··· DATA SHOWN ···

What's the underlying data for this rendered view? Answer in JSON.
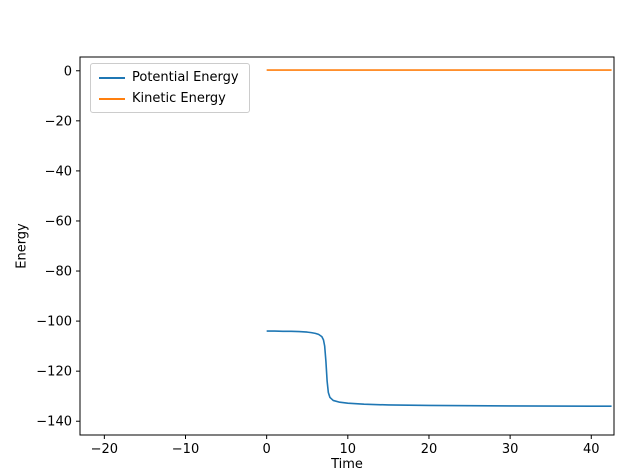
{
  "chart_data": {
    "type": "line",
    "title": "",
    "xlabel": "Time",
    "ylabel": "Energy",
    "xlim": [
      -23,
      42.8
    ],
    "ylim": [
      -145.5,
      5.5
    ],
    "grid": false,
    "legend_position": "upper left",
    "xticks": [
      {
        "value": -20,
        "label": "−20"
      },
      {
        "value": -10,
        "label": "−10"
      },
      {
        "value": 0,
        "label": "0"
      },
      {
        "value": 10,
        "label": "10"
      },
      {
        "value": 20,
        "label": "20"
      },
      {
        "value": 30,
        "label": "30"
      },
      {
        "value": 40,
        "label": "40"
      }
    ],
    "yticks": [
      {
        "value": 0,
        "label": "0"
      },
      {
        "value": -20,
        "label": "−20"
      },
      {
        "value": -40,
        "label": "−40"
      },
      {
        "value": -60,
        "label": "−60"
      },
      {
        "value": -80,
        "label": "−80"
      },
      {
        "value": -100,
        "label": "−100"
      },
      {
        "value": -120,
        "label": "−120"
      },
      {
        "value": -140,
        "label": "−140"
      }
    ],
    "series": [
      {
        "name": "Potential Energy",
        "color": "#1f77b4",
        "x": [
          0,
          1,
          2,
          3,
          4,
          5,
          5.5,
          6,
          6.4,
          6.8,
          7.0,
          7.15,
          7.3,
          7.45,
          7.6,
          7.8,
          8.2,
          9,
          10,
          12,
          15,
          20,
          25,
          30,
          35,
          40,
          42.5
        ],
        "y": [
          -104,
          -104,
          -104.1,
          -104.1,
          -104.2,
          -104.4,
          -104.6,
          -104.9,
          -105.3,
          -106.2,
          -107.5,
          -110,
          -116,
          -124,
          -128.5,
          -130.5,
          -131.7,
          -132.4,
          -132.8,
          -133.2,
          -133.5,
          -133.7,
          -133.8,
          -133.9,
          -133.95,
          -134,
          -134
        ]
      },
      {
        "name": "Kinetic Energy",
        "color": "#ff7f0e",
        "x": [
          0,
          42.5
        ],
        "y": [
          0.3,
          0.3
        ]
      }
    ]
  }
}
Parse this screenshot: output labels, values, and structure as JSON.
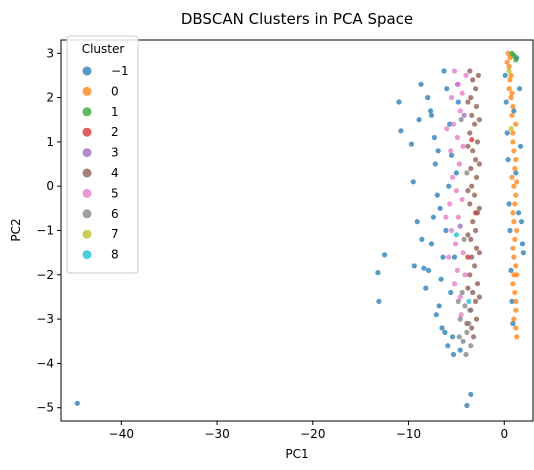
{
  "chart_data": {
    "type": "scatter",
    "title": "DBSCAN Clusters in PCA Space",
    "xlabel": "PC1",
    "ylabel": "PC2",
    "xlim": [
      -46.3,
      3.0
    ],
    "ylim": [
      -5.3,
      3.3
    ],
    "x_ticks": [
      -40,
      -30,
      -20,
      -10,
      0
    ],
    "y_ticks": [
      -5,
      -4,
      -3,
      -2,
      -1,
      0,
      1,
      2,
      3
    ],
    "x_tick_labels": [
      "−40",
      "−30",
      "−20",
      "−10",
      "0"
    ],
    "y_tick_labels": [
      "−5",
      "−4",
      "−3",
      "−2",
      "−1",
      "0",
      "1",
      "2",
      "3"
    ],
    "grid": false,
    "legend": {
      "title": "Cluster",
      "placement": "top-left",
      "entries": [
        "−1",
        "0",
        "1",
        "2",
        "3",
        "4",
        "5",
        "6",
        "7",
        "8"
      ]
    },
    "series": [
      {
        "name": "−1",
        "color": "#1f77b4",
        "points": [
          [
            -44.6,
            -4.9
          ],
          [
            -13.2,
            -1.95
          ],
          [
            -12.5,
            -1.55
          ],
          [
            -13.1,
            -2.6
          ],
          [
            -3.5,
            -4.7
          ],
          [
            -3.9,
            -4.95
          ],
          [
            -11.0,
            1.9
          ],
          [
            -10.8,
            1.25
          ],
          [
            -9.7,
            0.95
          ],
          [
            -9.5,
            0.1
          ],
          [
            -9.1,
            -0.8
          ],
          [
            -8.6,
            -1.2
          ],
          [
            -8.7,
            2.3
          ],
          [
            -8.0,
            2.0
          ],
          [
            -7.6,
            1.6
          ],
          [
            -7.3,
            1.1
          ],
          [
            -7.2,
            0.5
          ],
          [
            -7.0,
            -0.2
          ],
          [
            -7.4,
            -0.7
          ],
          [
            -7.6,
            -1.3
          ],
          [
            -7.9,
            -1.9
          ],
          [
            -8.2,
            -2.3
          ],
          [
            -6.8,
            -2.7
          ],
          [
            -6.5,
            -3.2
          ],
          [
            -5.9,
            -3.6
          ],
          [
            -5.3,
            -3.8
          ],
          [
            -6.3,
            2.6
          ],
          [
            -6.0,
            2.2
          ],
          [
            -5.7,
            1.4
          ],
          [
            -5.5,
            0.7
          ],
          [
            -5.8,
            0.0
          ],
          [
            -6.1,
            -1.0
          ],
          [
            -6.4,
            -1.6
          ],
          [
            -6.6,
            -2.1
          ],
          [
            -9.4,
            -1.8
          ],
          [
            -8.4,
            -1.85
          ],
          [
            -7.1,
            -2.9
          ],
          [
            -6.2,
            -3.3
          ],
          [
            -5.6,
            -2.4
          ],
          [
            -5.2,
            -1.6
          ],
          [
            -5.0,
            0.3
          ],
          [
            -4.8,
            1.9
          ],
          [
            -6.9,
            0.8
          ],
          [
            -7.7,
            1.7
          ],
          [
            -8.9,
            1.5
          ],
          [
            -6.7,
            -0.5
          ],
          [
            -5.4,
            -3.4
          ],
          [
            -4.6,
            -3.7
          ],
          [
            0.1,
            2.5
          ],
          [
            0.2,
            1.9
          ],
          [
            0.3,
            1.2
          ],
          [
            0.4,
            0.6
          ],
          [
            0.5,
            -0.4
          ],
          [
            0.6,
            -1.0
          ],
          [
            0.7,
            -1.9
          ],
          [
            0.8,
            -2.6
          ],
          [
            1.0,
            1.7
          ],
          [
            1.2,
            0.3
          ],
          [
            1.5,
            -0.6
          ],
          [
            1.8,
            -0.8
          ],
          [
            1.9,
            -1.3
          ],
          [
            2.0,
            -1.5
          ],
          [
            1.6,
            2.2
          ],
          [
            1.3,
            2.9
          ],
          [
            0.9,
            -3.1
          ],
          [
            1.7,
            0.9
          ]
        ]
      },
      {
        "name": "0",
        "color": "#ff7f0e",
        "points": [
          [
            0.4,
            3.0
          ],
          [
            0.5,
            2.7
          ],
          [
            0.6,
            2.4
          ],
          [
            0.7,
            2.0
          ],
          [
            0.8,
            1.6
          ],
          [
            0.9,
            1.2
          ],
          [
            1.0,
            0.8
          ],
          [
            1.1,
            0.4
          ],
          [
            1.0,
            0.0
          ],
          [
            1.1,
            -0.4
          ],
          [
            1.0,
            -0.8
          ],
          [
            1.1,
            -1.2
          ],
          [
            1.0,
            -1.6
          ],
          [
            1.0,
            -2.0
          ],
          [
            1.1,
            -2.4
          ],
          [
            1.2,
            -2.8
          ],
          [
            1.2,
            -3.2
          ],
          [
            1.3,
            -3.4
          ],
          [
            0.6,
            2.9
          ],
          [
            0.7,
            2.5
          ],
          [
            0.8,
            2.1
          ],
          [
            0.9,
            1.8
          ],
          [
            1.2,
            1.4
          ],
          [
            0.9,
            1.0
          ],
          [
            1.2,
            0.6
          ],
          [
            0.8,
            0.2
          ],
          [
            1.2,
            -0.2
          ],
          [
            0.9,
            -0.6
          ],
          [
            1.3,
            -1.0
          ],
          [
            0.9,
            -1.4
          ],
          [
            1.2,
            -1.8
          ],
          [
            0.9,
            -2.2
          ],
          [
            1.2,
            -2.6
          ],
          [
            1.0,
            -3.0
          ],
          [
            0.3,
            2.8
          ],
          [
            0.5,
            2.2
          ],
          [
            1.3,
            0.1
          ],
          [
            1.3,
            -2.0
          ]
        ]
      },
      {
        "name": "1",
        "color": "#2ca02c",
        "points": [
          [
            1.0,
            2.95
          ],
          [
            1.2,
            2.85
          ],
          [
            0.8,
            3.0
          ]
        ]
      },
      {
        "name": "2",
        "color": "#d62728",
        "points": [
          [
            -3.4,
            1.05
          ],
          [
            -3.0,
            -0.6
          ],
          [
            -3.8,
            -1.6
          ]
        ]
      },
      {
        "name": "3",
        "color": "#9467bd",
        "points": [
          [
            -4.9,
            2.3
          ],
          [
            -4.6,
            -0.9
          ],
          [
            -4.2,
            1.6
          ]
        ]
      },
      {
        "name": "4",
        "color": "#8c564b",
        "points": [
          [
            -3.6,
            2.6
          ],
          [
            -3.3,
            2.4
          ],
          [
            -3.0,
            2.2
          ],
          [
            -3.5,
            2.0
          ],
          [
            -2.9,
            1.8
          ],
          [
            -3.4,
            1.6
          ],
          [
            -3.1,
            1.4
          ],
          [
            -3.6,
            1.2
          ],
          [
            -2.8,
            1.0
          ],
          [
            -3.3,
            0.8
          ],
          [
            -3.0,
            0.6
          ],
          [
            -3.5,
            0.4
          ],
          [
            -2.9,
            0.2
          ],
          [
            -3.4,
            0.0
          ],
          [
            -3.1,
            -0.2
          ],
          [
            -3.6,
            -0.4
          ],
          [
            -2.8,
            -0.6
          ],
          [
            -3.3,
            -0.8
          ],
          [
            -3.0,
            -1.0
          ],
          [
            -3.5,
            -1.2
          ],
          [
            -2.9,
            -1.4
          ],
          [
            -3.4,
            -1.6
          ],
          [
            -3.1,
            -1.8
          ],
          [
            -3.6,
            -2.0
          ],
          [
            -2.8,
            -2.2
          ],
          [
            -3.3,
            -2.4
          ],
          [
            -3.0,
            -2.6
          ],
          [
            -3.5,
            -2.8
          ],
          [
            -2.9,
            -3.0
          ],
          [
            -3.4,
            -3.2
          ],
          [
            -3.2,
            -3.4
          ],
          [
            -2.7,
            2.5
          ],
          [
            -2.6,
            1.5
          ],
          [
            -2.6,
            0.5
          ],
          [
            -2.6,
            -0.5
          ],
          [
            -2.6,
            -1.5
          ],
          [
            -2.6,
            -2.5
          ],
          [
            -3.8,
            1.9
          ],
          [
            -3.8,
            0.9
          ],
          [
            -3.8,
            -0.1
          ],
          [
            -3.8,
            -1.1
          ],
          [
            -3.8,
            -2.3
          ],
          [
            -3.9,
            -3.1
          ]
        ]
      },
      {
        "name": "5",
        "color": "#e377c2",
        "points": [
          [
            -5.2,
            2.6
          ],
          [
            -4.8,
            2.3
          ],
          [
            -5.5,
            2.0
          ],
          [
            -4.6,
            1.7
          ],
          [
            -5.3,
            1.4
          ],
          [
            -4.9,
            1.1
          ],
          [
            -5.6,
            0.8
          ],
          [
            -4.7,
            0.5
          ],
          [
            -5.4,
            0.2
          ],
          [
            -5.0,
            -0.1
          ],
          [
            -5.7,
            -0.4
          ],
          [
            -4.8,
            -0.7
          ],
          [
            -5.5,
            -1.0
          ],
          [
            -5.1,
            -1.3
          ],
          [
            -5.8,
            -1.6
          ],
          [
            -4.9,
            -1.9
          ],
          [
            -5.2,
            -2.2
          ],
          [
            -4.6,
            -2.5
          ],
          [
            -4.4,
            2.1
          ],
          [
            -4.3,
            0.9
          ],
          [
            -4.4,
            -0.3
          ],
          [
            -4.3,
            -1.5
          ],
          [
            -6.0,
            1.3
          ],
          [
            -6.1,
            -0.7
          ],
          [
            -4.5,
            -2.9
          ],
          [
            -4.0,
            2.5
          ],
          [
            -4.1,
            -2.0
          ]
        ]
      },
      {
        "name": "6",
        "color": "#7f7f7f",
        "points": [
          [
            -4.4,
            -2.4
          ],
          [
            -4.1,
            -2.7
          ],
          [
            -4.6,
            -3.0
          ],
          [
            -3.9,
            -3.3
          ],
          [
            -4.3,
            -3.5
          ],
          [
            -3.7,
            -3.1
          ],
          [
            -4.0,
            -3.8
          ],
          [
            -4.8,
            -2.6
          ],
          [
            -3.6,
            -2.8
          ],
          [
            -4.2,
            -1.2
          ],
          [
            -3.9,
            0.3
          ],
          [
            -4.5,
            1.5
          ],
          [
            -4.7,
            -3.4
          ],
          [
            -3.5,
            -3.6
          ]
        ]
      },
      {
        "name": "7",
        "color": "#bcbd22",
        "points": [
          [
            0.5,
            2.6
          ],
          [
            0.7,
            1.3
          ]
        ]
      },
      {
        "name": "8",
        "color": "#17becf",
        "points": [
          [
            -5.0,
            -1.1
          ],
          [
            -3.7,
            -2.6
          ]
        ]
      }
    ]
  }
}
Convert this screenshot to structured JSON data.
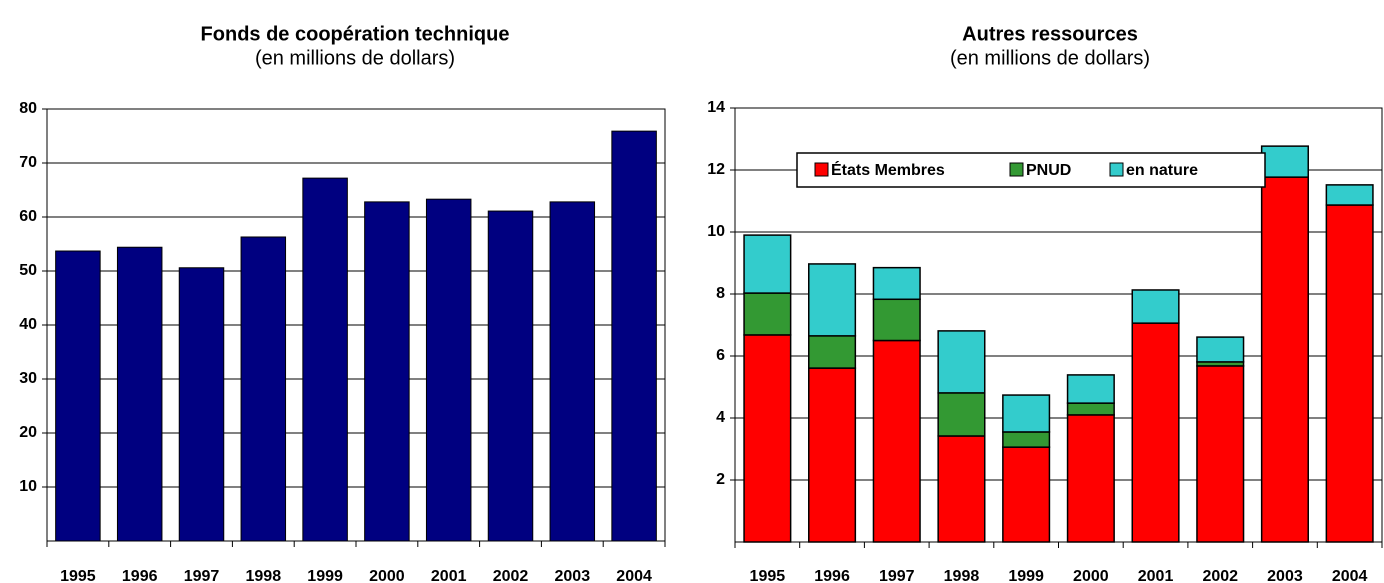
{
  "chart_data": [
    {
      "type": "bar",
      "title": "Fonds de coopération technique",
      "subtitle": "(en millions de dollars)",
      "categories": [
        "1995",
        "1996",
        "1997",
        "1998",
        "1999",
        "2000",
        "2001",
        "2002",
        "2003",
        "2004"
      ],
      "values": [
        53.7,
        54.4,
        50.6,
        56.3,
        67.2,
        62.8,
        63.3,
        61.1,
        62.8,
        75.9
      ],
      "color": "#000080",
      "ylim": [
        0,
        80
      ],
      "yticks": [
        10,
        20,
        30,
        40,
        50,
        60,
        70,
        80
      ],
      "grid": true
    },
    {
      "type": "stacked_bar",
      "title": "Autres ressources",
      "subtitle": "(en millions de dollars)",
      "categories": [
        "1995",
        "1996",
        "1997",
        "1998",
        "1999",
        "2000",
        "2001",
        "2002",
        "2003",
        "2004"
      ],
      "series": [
        {
          "name": "États Membres",
          "color": "#ff0000",
          "values": [
            6.68,
            5.61,
            6.5,
            3.42,
            3.06,
            4.1,
            7.06,
            5.68,
            11.77,
            10.87
          ]
        },
        {
          "name": "PNUD",
          "color": "#339933",
          "values": [
            1.35,
            1.04,
            1.33,
            1.39,
            0.49,
            0.38,
            0,
            0.13,
            0,
            0
          ]
        },
        {
          "name": "en nature",
          "color": "#33cccc",
          "values": [
            1.87,
            2.32,
            1.02,
            2.0,
            1.19,
            0.91,
            1.07,
            0.8,
            1.0,
            0.65
          ]
        }
      ],
      "ylim": [
        0,
        14
      ],
      "yticks": [
        2,
        4,
        6,
        8,
        10,
        12,
        14
      ],
      "grid": true
    }
  ]
}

···

● WORK REQUIRED: Pick out the lines containing the string "this" and show them.

● CORRECT RESPONSE:
What's the underlying data for this rendered view? Answer in JSON.
Parse this screenshot: output labels, values, and structure as JSON.
Convert this screenshot to structured JSON data.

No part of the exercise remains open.